### Direction
Select every line of the data below that contains the string "主要组成成分", matching case exactly.

[START OF Provided entries]

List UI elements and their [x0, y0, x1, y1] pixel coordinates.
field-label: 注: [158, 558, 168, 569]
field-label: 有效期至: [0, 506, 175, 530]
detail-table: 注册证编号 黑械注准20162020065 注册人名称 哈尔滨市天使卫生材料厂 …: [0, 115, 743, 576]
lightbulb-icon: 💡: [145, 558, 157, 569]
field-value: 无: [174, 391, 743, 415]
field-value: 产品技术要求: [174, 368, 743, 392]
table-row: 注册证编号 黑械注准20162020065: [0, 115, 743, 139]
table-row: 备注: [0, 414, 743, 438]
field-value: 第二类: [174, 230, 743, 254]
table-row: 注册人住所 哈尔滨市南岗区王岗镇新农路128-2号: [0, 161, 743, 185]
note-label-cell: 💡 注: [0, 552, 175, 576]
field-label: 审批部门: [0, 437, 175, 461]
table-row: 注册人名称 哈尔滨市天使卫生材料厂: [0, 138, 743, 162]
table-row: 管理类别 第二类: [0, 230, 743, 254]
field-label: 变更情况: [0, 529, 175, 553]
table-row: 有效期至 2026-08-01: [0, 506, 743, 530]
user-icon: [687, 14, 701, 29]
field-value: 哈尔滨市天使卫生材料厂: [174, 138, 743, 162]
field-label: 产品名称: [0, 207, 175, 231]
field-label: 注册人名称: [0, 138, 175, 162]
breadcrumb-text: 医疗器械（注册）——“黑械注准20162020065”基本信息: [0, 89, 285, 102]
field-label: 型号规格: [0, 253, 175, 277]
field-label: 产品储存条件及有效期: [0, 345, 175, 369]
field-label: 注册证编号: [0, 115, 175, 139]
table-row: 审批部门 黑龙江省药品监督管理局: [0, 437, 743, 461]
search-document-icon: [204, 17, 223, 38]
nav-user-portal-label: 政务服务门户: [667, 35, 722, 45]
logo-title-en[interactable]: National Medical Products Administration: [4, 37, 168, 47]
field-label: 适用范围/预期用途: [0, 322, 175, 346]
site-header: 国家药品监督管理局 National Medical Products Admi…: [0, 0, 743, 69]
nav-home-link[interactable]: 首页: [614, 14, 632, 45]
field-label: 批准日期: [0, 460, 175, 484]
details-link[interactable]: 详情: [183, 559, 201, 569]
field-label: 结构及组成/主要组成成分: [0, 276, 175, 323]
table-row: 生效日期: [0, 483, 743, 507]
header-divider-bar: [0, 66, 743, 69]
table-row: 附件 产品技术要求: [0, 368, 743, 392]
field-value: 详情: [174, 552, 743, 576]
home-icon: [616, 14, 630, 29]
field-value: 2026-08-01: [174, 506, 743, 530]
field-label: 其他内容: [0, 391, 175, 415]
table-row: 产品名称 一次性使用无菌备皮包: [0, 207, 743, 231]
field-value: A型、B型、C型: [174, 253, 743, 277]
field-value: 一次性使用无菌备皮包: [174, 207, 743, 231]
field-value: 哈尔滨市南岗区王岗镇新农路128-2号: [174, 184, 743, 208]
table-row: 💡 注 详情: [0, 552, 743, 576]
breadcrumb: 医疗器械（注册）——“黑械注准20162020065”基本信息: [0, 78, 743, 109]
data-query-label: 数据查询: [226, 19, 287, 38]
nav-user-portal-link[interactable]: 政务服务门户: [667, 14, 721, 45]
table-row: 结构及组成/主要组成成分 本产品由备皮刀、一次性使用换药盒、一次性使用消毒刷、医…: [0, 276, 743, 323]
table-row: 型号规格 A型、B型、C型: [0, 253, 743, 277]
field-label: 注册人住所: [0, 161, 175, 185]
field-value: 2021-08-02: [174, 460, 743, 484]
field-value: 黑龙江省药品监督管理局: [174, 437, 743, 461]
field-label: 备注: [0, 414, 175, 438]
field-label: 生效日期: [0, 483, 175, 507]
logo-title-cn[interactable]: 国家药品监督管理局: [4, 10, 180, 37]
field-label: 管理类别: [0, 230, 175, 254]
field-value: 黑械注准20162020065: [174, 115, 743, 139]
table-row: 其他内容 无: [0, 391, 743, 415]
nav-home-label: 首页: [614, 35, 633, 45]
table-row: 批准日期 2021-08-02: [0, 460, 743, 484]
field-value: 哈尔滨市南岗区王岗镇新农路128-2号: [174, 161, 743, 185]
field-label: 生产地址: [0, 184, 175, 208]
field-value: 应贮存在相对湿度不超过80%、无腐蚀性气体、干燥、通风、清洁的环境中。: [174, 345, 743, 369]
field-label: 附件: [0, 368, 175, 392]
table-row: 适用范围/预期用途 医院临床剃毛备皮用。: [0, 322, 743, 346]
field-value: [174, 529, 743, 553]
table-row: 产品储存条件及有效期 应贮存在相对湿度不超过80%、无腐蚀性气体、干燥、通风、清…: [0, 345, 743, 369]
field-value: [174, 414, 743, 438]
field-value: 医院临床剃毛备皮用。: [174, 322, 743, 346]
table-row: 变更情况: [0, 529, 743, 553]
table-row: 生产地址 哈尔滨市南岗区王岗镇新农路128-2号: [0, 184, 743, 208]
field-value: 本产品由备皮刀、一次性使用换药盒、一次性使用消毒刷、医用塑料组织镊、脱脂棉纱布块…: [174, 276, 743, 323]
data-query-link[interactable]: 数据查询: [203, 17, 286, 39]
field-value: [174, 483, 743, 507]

[END OF Provided entries]

### Exercise solution
field-label: 结构及组成/主要组成成分: [0, 276, 175, 323]
table-row: 结构及组成/主要组成成分 本产品由备皮刀、一次性使用换药盒、一次性使用消毒刷、医…: [0, 276, 743, 323]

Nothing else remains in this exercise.